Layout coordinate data
-*-*-
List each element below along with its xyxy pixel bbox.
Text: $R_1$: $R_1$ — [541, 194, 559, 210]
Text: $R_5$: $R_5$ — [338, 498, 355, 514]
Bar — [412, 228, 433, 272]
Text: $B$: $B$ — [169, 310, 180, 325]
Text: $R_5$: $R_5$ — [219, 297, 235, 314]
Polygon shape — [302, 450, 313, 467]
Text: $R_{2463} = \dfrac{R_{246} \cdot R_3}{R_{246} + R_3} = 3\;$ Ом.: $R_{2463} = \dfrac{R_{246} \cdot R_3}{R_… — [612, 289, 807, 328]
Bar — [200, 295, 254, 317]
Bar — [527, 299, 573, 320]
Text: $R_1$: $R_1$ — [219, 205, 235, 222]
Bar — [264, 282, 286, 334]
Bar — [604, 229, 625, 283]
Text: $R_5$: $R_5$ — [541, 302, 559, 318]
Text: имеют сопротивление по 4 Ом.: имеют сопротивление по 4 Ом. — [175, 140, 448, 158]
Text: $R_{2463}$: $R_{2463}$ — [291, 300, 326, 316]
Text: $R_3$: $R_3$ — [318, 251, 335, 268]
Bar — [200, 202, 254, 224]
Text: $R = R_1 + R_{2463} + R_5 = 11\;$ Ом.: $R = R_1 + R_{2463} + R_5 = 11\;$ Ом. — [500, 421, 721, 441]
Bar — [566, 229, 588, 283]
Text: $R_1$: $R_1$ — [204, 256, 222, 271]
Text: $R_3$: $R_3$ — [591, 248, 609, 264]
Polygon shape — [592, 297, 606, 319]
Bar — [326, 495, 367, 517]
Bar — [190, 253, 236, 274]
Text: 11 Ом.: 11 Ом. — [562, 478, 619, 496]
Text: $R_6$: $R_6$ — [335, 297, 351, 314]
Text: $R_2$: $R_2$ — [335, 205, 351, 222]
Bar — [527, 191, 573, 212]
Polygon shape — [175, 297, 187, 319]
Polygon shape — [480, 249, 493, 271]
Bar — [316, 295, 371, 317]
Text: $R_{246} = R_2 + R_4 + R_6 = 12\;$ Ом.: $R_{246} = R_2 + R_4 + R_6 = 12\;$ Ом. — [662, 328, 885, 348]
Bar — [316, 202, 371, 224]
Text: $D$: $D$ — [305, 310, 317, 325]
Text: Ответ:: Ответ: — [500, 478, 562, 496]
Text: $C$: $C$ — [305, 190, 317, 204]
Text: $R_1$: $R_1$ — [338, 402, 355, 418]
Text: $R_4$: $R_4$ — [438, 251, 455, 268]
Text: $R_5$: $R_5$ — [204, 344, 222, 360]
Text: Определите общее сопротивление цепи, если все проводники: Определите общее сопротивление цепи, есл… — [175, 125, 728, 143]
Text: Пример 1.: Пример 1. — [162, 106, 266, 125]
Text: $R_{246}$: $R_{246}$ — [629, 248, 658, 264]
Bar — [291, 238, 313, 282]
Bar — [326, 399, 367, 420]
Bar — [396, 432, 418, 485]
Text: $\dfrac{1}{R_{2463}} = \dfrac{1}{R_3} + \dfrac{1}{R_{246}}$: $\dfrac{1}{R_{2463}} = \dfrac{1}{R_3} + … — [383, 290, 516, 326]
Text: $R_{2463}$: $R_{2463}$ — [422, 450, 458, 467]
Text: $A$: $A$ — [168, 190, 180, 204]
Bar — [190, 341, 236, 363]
-*-*-
§ Brief
Please report every row above that contains the string "shape", copying each such row in full. Case counts.

§ Answer to the problem
Polygon shape — [302, 450, 313, 467]
Polygon shape — [592, 297, 606, 319]
Polygon shape — [175, 297, 187, 319]
Polygon shape — [480, 249, 493, 271]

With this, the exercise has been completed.